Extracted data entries
------------------------------

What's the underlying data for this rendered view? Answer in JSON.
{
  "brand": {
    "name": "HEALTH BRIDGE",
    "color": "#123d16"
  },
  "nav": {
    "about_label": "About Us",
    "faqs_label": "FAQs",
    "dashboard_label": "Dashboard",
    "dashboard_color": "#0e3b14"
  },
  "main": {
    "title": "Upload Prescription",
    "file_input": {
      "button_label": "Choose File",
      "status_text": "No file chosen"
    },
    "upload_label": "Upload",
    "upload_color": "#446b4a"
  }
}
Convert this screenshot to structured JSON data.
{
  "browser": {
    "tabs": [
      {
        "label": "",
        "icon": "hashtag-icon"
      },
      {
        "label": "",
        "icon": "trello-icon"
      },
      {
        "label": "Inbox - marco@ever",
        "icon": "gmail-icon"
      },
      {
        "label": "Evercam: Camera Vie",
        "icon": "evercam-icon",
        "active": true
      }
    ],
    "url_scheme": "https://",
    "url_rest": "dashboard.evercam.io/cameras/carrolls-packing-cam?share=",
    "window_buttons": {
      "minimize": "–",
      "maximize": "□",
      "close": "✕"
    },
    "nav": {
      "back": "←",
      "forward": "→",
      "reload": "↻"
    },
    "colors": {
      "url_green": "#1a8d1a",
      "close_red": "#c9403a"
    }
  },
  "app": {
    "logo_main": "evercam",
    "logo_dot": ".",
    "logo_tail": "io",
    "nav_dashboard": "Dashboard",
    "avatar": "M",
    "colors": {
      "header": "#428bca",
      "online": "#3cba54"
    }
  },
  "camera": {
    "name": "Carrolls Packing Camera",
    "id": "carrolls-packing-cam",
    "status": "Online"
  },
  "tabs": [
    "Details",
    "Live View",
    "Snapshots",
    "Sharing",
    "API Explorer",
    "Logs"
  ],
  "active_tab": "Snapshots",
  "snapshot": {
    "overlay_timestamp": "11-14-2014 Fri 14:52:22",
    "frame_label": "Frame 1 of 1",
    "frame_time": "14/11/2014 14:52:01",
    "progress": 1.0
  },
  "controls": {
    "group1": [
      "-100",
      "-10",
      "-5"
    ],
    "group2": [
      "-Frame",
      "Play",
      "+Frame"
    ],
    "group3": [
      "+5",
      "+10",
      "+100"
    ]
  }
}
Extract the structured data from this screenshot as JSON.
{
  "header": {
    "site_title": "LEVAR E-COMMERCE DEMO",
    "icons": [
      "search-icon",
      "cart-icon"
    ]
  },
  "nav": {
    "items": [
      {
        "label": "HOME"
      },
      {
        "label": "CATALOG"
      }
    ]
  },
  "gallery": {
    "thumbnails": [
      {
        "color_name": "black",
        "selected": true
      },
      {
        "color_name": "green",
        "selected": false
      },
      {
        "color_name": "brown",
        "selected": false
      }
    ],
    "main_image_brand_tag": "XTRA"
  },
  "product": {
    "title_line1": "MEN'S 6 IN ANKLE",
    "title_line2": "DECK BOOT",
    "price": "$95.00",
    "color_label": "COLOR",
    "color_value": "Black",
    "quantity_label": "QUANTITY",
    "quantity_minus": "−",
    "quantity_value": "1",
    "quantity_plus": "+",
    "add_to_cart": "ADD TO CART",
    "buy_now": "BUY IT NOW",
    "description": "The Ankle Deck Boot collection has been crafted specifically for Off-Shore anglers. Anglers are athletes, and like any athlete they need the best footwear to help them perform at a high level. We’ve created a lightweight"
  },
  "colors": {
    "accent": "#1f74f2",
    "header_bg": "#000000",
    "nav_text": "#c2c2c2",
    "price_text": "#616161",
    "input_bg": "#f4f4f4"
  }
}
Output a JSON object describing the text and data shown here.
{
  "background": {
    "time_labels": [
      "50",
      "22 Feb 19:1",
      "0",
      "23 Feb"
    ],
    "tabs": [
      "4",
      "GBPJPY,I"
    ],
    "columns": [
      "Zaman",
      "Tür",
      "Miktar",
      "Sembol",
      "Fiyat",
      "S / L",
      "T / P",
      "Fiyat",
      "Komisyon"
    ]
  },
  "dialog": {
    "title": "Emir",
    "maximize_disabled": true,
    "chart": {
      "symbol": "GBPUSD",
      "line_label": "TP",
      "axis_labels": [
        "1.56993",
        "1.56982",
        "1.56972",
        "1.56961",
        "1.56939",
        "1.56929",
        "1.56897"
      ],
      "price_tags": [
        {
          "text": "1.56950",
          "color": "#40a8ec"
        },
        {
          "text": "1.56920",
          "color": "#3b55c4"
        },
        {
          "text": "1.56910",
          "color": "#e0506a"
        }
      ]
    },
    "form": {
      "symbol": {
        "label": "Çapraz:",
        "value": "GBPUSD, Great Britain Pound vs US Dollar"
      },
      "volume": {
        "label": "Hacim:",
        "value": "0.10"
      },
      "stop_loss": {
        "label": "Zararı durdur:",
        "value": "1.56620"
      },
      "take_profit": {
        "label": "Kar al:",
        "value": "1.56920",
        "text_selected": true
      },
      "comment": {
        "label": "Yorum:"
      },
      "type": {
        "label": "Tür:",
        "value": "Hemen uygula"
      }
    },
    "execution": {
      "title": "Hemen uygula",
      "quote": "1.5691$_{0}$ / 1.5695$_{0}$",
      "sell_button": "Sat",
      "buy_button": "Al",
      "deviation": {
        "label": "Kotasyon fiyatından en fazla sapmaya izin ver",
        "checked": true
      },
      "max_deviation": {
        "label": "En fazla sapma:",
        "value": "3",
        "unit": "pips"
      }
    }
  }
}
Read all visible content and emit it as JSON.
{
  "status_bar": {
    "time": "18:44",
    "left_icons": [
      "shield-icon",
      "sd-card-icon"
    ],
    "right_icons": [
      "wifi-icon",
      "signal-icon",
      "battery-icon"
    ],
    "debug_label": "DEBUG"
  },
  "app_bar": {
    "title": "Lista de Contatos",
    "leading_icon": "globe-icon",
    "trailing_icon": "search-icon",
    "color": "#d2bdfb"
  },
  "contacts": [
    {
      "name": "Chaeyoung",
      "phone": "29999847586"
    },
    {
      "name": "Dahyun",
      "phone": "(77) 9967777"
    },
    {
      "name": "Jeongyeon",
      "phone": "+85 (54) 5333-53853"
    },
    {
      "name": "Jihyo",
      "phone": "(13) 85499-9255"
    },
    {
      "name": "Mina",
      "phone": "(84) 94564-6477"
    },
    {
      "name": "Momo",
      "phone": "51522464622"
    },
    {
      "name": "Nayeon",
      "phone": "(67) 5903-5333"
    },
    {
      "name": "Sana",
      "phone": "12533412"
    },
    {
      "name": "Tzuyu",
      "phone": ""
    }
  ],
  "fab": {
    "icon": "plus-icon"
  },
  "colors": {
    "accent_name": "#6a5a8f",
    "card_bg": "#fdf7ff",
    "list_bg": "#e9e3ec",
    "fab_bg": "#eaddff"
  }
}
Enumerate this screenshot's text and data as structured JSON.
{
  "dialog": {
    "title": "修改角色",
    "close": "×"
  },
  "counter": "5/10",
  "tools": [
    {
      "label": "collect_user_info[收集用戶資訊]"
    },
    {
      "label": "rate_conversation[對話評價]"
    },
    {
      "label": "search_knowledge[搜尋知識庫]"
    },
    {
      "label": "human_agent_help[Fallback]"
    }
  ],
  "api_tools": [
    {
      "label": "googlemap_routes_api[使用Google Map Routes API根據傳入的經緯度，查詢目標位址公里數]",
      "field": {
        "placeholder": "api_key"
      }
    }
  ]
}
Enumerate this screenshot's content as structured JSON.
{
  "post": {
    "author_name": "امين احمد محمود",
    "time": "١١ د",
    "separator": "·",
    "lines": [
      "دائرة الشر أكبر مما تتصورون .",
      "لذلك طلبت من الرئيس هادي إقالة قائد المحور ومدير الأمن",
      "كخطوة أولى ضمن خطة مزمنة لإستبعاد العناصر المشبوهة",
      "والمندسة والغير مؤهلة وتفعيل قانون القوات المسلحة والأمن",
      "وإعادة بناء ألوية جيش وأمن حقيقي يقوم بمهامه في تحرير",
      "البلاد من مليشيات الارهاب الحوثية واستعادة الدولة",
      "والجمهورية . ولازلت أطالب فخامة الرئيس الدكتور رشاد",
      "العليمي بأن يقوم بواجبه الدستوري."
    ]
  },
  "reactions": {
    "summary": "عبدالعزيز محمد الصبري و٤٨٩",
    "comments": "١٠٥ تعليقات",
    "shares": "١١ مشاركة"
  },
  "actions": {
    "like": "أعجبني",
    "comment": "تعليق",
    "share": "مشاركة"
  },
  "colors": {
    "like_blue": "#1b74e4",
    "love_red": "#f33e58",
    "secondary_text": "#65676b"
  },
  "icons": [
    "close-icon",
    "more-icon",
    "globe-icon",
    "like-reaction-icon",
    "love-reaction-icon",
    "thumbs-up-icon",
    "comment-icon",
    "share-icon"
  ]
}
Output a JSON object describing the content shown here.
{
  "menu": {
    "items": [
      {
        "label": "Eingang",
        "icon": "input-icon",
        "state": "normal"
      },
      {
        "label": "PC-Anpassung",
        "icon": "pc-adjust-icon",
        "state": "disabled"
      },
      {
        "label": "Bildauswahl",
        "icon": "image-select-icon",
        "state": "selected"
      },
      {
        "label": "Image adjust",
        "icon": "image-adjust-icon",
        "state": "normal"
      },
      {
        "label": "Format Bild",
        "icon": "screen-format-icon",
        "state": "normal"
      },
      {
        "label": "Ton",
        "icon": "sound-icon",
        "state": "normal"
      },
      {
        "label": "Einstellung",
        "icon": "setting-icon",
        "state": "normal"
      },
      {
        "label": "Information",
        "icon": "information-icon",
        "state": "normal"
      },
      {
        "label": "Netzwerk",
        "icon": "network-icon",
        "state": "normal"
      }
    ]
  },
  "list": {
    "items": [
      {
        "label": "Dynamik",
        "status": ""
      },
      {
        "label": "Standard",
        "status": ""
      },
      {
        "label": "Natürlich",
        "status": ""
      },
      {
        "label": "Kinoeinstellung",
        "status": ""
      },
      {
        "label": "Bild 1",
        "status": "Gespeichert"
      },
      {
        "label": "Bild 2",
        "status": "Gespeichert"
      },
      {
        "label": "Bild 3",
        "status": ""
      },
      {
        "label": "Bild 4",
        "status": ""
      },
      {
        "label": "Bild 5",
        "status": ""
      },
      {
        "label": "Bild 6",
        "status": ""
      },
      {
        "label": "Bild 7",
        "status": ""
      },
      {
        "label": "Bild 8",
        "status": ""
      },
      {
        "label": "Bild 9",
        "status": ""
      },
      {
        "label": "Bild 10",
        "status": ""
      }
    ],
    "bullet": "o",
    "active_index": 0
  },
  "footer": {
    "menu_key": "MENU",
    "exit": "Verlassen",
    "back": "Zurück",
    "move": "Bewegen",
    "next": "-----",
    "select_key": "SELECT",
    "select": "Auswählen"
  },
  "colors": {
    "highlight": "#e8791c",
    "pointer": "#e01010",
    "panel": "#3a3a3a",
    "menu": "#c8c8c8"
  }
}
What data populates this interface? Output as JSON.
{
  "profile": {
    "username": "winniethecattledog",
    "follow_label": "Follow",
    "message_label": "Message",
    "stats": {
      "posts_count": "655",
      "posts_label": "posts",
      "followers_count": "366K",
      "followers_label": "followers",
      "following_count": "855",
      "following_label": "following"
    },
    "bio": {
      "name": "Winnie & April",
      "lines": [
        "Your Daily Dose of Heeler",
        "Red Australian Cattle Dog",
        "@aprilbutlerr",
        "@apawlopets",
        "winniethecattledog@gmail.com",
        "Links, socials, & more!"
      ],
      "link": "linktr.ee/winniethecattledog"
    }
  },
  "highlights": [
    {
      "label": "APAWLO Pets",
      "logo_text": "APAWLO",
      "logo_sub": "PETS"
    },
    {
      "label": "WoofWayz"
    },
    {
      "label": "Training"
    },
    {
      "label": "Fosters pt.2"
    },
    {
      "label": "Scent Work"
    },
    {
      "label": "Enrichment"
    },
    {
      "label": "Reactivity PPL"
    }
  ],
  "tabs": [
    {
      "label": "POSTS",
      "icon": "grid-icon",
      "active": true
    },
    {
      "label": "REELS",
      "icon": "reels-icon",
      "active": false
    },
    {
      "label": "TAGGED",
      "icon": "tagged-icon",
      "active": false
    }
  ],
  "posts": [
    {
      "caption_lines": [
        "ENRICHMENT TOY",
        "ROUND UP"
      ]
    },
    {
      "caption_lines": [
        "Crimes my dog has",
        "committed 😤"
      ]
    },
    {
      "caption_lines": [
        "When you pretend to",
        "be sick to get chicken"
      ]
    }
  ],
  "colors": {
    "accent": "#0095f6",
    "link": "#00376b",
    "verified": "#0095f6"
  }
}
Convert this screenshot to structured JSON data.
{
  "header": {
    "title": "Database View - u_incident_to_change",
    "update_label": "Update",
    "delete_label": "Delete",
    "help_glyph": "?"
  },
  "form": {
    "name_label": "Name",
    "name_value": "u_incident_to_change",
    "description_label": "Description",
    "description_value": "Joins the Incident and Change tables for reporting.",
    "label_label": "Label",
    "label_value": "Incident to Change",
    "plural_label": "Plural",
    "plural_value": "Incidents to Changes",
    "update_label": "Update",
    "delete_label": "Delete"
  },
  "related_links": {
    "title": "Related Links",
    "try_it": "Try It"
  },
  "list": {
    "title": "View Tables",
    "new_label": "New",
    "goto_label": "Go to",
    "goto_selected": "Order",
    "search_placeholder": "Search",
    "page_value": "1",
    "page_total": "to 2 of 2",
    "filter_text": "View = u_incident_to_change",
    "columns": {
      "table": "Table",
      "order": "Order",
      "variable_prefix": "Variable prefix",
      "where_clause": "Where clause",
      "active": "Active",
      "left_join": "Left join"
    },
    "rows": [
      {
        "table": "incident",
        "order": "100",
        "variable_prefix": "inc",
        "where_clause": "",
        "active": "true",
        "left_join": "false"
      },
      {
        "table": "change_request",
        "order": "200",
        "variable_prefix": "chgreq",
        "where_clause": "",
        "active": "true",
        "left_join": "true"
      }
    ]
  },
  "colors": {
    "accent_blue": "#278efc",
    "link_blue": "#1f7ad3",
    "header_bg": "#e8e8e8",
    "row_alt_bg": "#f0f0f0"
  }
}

------------------------------

**Problem statement**
Select every line above that contains the word "يقوم", and copy it.

**Exercise solution**
      "وإعادة بناء ألوية جيش وأمن حقيقي يقوم بمهامه في تحرير",
      "العليمي بأن يقوم بواجبه الدستوري."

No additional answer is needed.